## PROBLEM DETAILS
Copy the items below word for word, leaving out the pictures.

####################

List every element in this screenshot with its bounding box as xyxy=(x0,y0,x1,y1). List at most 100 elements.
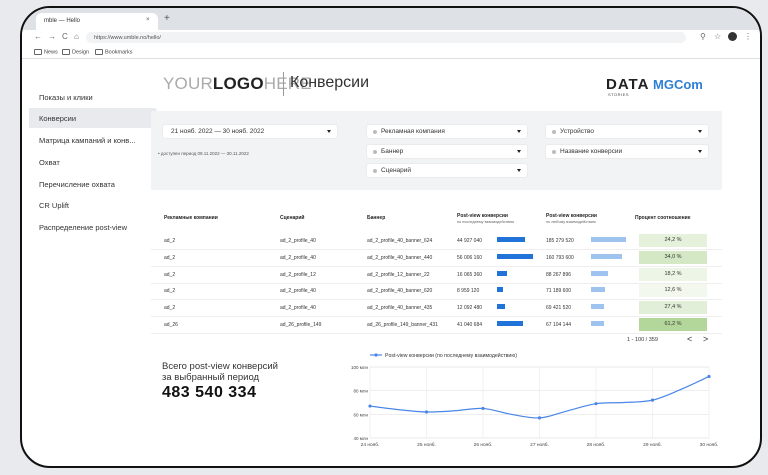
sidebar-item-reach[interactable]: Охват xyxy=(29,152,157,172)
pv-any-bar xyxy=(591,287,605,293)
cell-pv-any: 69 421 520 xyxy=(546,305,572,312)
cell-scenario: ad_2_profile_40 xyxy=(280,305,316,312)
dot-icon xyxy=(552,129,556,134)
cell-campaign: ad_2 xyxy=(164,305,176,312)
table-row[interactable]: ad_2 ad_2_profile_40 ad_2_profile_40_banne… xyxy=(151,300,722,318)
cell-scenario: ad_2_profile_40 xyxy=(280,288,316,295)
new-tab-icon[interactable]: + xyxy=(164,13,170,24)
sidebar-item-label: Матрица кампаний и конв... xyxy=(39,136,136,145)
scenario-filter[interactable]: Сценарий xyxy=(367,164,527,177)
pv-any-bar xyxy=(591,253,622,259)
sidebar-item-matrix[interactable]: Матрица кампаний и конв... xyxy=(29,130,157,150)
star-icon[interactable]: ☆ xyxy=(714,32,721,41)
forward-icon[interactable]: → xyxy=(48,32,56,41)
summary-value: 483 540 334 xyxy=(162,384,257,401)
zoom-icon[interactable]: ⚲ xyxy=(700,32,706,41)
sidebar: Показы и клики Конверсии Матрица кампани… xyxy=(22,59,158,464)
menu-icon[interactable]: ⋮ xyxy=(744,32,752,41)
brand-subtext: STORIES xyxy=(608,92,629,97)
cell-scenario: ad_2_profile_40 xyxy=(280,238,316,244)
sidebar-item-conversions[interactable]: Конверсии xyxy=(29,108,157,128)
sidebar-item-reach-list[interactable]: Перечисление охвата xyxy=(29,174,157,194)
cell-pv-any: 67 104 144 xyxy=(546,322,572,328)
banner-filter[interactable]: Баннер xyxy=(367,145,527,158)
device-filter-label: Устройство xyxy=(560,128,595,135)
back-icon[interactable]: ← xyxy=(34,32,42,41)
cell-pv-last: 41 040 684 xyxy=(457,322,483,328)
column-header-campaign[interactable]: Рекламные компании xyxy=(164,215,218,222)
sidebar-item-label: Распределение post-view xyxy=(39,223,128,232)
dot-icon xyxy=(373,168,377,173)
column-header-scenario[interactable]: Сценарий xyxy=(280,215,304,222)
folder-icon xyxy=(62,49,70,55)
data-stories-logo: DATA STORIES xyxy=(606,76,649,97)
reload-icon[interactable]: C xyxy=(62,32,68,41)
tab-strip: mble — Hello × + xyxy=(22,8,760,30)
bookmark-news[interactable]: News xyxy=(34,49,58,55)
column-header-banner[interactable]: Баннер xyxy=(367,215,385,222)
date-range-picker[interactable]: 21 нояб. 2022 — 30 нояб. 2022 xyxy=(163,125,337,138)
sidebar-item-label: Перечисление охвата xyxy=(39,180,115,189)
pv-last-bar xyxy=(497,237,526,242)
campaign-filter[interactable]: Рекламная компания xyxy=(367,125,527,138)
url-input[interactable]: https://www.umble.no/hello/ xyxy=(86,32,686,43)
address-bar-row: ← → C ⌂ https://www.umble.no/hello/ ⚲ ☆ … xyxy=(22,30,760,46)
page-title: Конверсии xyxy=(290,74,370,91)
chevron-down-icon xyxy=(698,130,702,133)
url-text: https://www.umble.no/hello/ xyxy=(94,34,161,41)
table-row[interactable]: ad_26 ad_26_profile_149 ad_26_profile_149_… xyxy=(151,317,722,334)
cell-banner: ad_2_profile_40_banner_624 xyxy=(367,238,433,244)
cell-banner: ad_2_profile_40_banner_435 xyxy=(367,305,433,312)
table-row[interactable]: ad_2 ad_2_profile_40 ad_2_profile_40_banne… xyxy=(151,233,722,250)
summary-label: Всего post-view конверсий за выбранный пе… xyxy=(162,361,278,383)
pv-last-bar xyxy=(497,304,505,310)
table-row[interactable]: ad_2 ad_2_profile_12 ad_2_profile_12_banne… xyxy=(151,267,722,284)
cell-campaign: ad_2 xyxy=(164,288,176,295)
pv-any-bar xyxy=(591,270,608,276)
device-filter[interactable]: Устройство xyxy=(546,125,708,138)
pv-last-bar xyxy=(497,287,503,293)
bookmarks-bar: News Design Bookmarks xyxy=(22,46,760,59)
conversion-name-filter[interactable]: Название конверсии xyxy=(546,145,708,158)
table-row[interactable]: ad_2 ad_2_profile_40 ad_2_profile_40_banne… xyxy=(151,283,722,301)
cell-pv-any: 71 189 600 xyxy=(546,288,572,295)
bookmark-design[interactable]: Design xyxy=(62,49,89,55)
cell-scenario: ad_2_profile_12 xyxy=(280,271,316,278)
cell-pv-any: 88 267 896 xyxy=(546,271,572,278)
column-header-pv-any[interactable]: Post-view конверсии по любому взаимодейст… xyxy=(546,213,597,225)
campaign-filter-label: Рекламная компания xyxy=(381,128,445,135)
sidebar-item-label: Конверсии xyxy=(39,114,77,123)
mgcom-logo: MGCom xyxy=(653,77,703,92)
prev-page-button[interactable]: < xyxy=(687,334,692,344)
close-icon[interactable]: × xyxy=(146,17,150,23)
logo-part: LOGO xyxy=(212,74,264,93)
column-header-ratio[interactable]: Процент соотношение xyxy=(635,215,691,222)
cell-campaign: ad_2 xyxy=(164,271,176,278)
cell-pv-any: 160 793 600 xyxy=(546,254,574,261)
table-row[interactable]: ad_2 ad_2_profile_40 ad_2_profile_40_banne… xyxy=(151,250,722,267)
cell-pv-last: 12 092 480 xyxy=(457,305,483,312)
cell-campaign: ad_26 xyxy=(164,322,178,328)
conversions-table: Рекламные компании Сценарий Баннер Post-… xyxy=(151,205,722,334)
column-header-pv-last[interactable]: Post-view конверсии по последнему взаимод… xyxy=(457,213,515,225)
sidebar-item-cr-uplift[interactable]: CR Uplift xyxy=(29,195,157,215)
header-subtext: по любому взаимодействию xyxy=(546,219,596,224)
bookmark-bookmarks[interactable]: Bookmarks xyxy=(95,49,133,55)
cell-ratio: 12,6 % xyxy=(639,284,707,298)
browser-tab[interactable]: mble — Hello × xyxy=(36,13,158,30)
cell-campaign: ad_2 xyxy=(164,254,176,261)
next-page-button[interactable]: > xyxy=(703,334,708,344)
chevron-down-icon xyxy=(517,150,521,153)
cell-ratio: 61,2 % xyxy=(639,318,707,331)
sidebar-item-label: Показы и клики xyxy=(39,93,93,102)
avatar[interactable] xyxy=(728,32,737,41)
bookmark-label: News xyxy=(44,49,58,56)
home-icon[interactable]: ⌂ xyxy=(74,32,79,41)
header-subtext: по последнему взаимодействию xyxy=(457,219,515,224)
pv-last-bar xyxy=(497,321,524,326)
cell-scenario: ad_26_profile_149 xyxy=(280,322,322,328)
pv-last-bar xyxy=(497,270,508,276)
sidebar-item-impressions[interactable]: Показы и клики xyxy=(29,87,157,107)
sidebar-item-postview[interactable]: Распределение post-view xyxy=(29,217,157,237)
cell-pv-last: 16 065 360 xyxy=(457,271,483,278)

####################

## ANSWER TO THE PROBLEM
List every element in this screenshot with its bounding box as xyxy=(x0,y0,x1,y1). List at most 100 elements.
sidebar-item-reach[interactable]: Охват xyxy=(29,152,157,172)
pv-any-bar xyxy=(591,287,605,293)
cell-pv-any: 69 421 520 xyxy=(546,305,572,312)
cell-scenario: ad_2_profile_40 xyxy=(280,305,316,312)
dot-icon xyxy=(552,129,556,134)
cell-campaign: ad_2 xyxy=(164,305,176,312)
table-row[interactable]: ad_2 ad_2_profile_40 ad_2_profile_40_banne… xyxy=(151,300,722,318)
cell-scenario: ad_2_profile_40 xyxy=(280,288,316,295)
new-tab-icon[interactable]: + xyxy=(164,13,170,24)
sidebar-item-label: Матрица кампаний и конв... xyxy=(39,136,136,145)
scenario-filter[interactable]: Сценарий xyxy=(367,164,527,177)
pv-any-bar xyxy=(591,253,622,259)
sidebar-item-matrix[interactable]: Матрица кампаний и конв... xyxy=(29,130,157,150)
star-icon[interactable]: ☆ xyxy=(714,32,721,41)
forward-icon[interactable]: → xyxy=(48,32,56,41)
summary-value: 483 540 334 xyxy=(162,384,257,401)
zoom-icon[interactable]: ⚲ xyxy=(700,32,706,41)
sidebar: Показы и клики Конверсии Матрица кампани… xyxy=(22,59,158,464)
menu-icon[interactable]: ⋮ xyxy=(744,32,752,41)
brand-subtext: STORIES xyxy=(608,92,629,97)
cell-scenario: ad_2_profile_40 xyxy=(280,238,316,244)
sidebar-item-conversions[interactable]: Конверсии xyxy=(29,108,157,128)
sidebar-item-reach-list[interactable]: Перечисление охвата xyxy=(29,174,157,194)
cell-pv-any: 67 104 144 xyxy=(546,322,572,328)
banner-filter[interactable]: Баннер xyxy=(367,145,527,158)
device-filter-label: Устройство xyxy=(560,128,595,135)
back-icon[interactable]: ← xyxy=(34,32,42,41)
cell-pv-last: 41 040 684 xyxy=(457,322,483,328)
column-header-campaign[interactable]: Рекламные компании xyxy=(164,215,218,222)
sidebar-item-label: Распределение post-view xyxy=(39,223,128,232)
dot-icon xyxy=(373,168,377,173)
column-header-scenario[interactable]: Сценарий xyxy=(280,215,304,222)
folder-icon xyxy=(62,49,70,55)
data-stories-logo: DATA STORIES xyxy=(606,76,649,97)
reload-icon[interactable]: C xyxy=(62,32,68,41)
tab-strip: mble — Hello × + xyxy=(22,8,760,30)
bookmark-news[interactable]: News xyxy=(34,49,58,55)
column-header-banner[interactable]: Баннер xyxy=(367,215,385,222)
date-range-picker[interactable]: 21 нояб. 2022 — 30 нояб. 2022 xyxy=(163,125,337,138)
sidebar-item-label: Перечисление охвата xyxy=(39,180,115,189)
pv-last-bar xyxy=(497,237,526,242)
campaign-filter[interactable]: Рекламная компания xyxy=(367,125,527,138)
url-input[interactable]: https://www.umble.no/hello/ xyxy=(86,32,686,43)
address-bar-row: ← → C ⌂ https://www.umble.no/hello/ ⚲ ☆ … xyxy=(22,30,760,46)
page-title: Конверсии xyxy=(290,74,370,91)
chevron-down-icon xyxy=(698,130,702,133)
url-text: https://www.umble.no/hello/ xyxy=(94,34,161,41)
table-row[interactable]: ad_26 ad_26_profile_149 ad_26_profile_149_… xyxy=(151,317,722,334)
cell-banner: ad_2_profile_40_banner_624 xyxy=(367,238,433,244)
cell-banner: ad_2_profile_40_banner_435 xyxy=(367,305,433,312)
table-row[interactable]: ad_2 ad_2_profile_40 ad_2_profile_40_banne… xyxy=(151,233,722,250)
summary-label: Всего post-view конверсий за выбранный пе… xyxy=(162,361,278,383)
pv-last-bar xyxy=(497,304,505,310)
table-row[interactable]: ad_2 ad_2_profile_12 ad_2_profile_12_banne… xyxy=(151,267,722,284)
cell-campaign: ad_2 xyxy=(164,288,176,295)
pv-any-bar xyxy=(591,270,608,276)
device-filter[interactable]: Устройство xyxy=(546,125,708,138)
pv-last-bar xyxy=(497,287,503,293)
bookmarks-bar: News Design Bookmarks xyxy=(22,46,760,59)
conversion-name-filter[interactable]: Название конверсии xyxy=(546,145,708,158)
table-row[interactable]: ad_2 ad_2_profile_40 ad_2_profile_40_banne… xyxy=(151,283,722,301)
cell-pv-any: 71 189 600 xyxy=(546,288,572,295)
bookmark-design[interactable]: Design xyxy=(62,49,89,55)
cell-scenario: ad_2_profile_12 xyxy=(280,271,316,278)
cell-pv-any: 88 267 896 xyxy=(546,271,572,278)
column-header-pv-any[interactable]: Post-view конверсии по любому взаимодейст… xyxy=(546,213,597,225)
campaign-filter-label: Рекламная компания xyxy=(381,128,445,135)
sidebar-item-label: Конверсии xyxy=(39,114,77,123)
mgcom-logo: MGCom xyxy=(653,77,703,92)
prev-page-button[interactable]: < xyxy=(687,334,692,344)
close-icon[interactable]: × xyxy=(146,17,150,23)
logo-part: LOGO xyxy=(212,74,264,93)
column-header-ratio[interactable]: Процент соотношение xyxy=(635,215,691,222)
cell-campaign: ad_2 xyxy=(164,271,176,278)
cell-pv-any: 160 793 600 xyxy=(546,254,574,261)
table-row[interactable]: ad_2 ad_2_profile_40 ad_2_profile_40_banne… xyxy=(151,250,722,267)
cell-pv-last: 12 092 480 xyxy=(457,305,483,312)
cell-campaign: ad_26 xyxy=(164,322,178,328)
conversions-table: Рекламные компании Сценарий Баннер Post-… xyxy=(151,205,722,334)
column-header-pv-last[interactable]: Post-view конверсии по последнему взаимод… xyxy=(457,213,515,225)
sidebar-item-cr-uplift[interactable]: CR Uplift xyxy=(29,195,157,215)
header-subtext: по любому взаимодействию xyxy=(546,219,596,224)
bookmark-bookmarks[interactable]: Bookmarks xyxy=(95,49,133,55)
cell-ratio: 12,6 % xyxy=(639,284,707,298)
browser-tab[interactable]: mble — Hello × xyxy=(36,13,158,30)
cell-campaign: ad_2 xyxy=(164,254,176,261)
next-page-button[interactable]: > xyxy=(703,334,708,344)
chevron-down-icon xyxy=(517,150,521,153)
cell-ratio: 61,2 % xyxy=(639,318,707,331)
sidebar-item-label: Показы и клики xyxy=(39,93,93,102)
avatar[interactable] xyxy=(728,32,737,41)
bookmark-label: News xyxy=(44,49,58,56)
home-icon[interactable]: ⌂ xyxy=(74,32,79,41)
header-subtext: по последнему взаимодействию xyxy=(457,219,515,224)
pv-last-bar xyxy=(497,321,524,326)
cell-scenario: ad_26_profile_149 xyxy=(280,322,322,328)
pv-last-bar xyxy=(497,270,508,276)
sidebar-item-impressions[interactable]: Показы и клики xyxy=(29,87,157,107)
sidebar-item-postview[interactable]: Распределение post-view xyxy=(29,217,157,237)
cell-pv-last: 16 065 360 xyxy=(457,271,483,278)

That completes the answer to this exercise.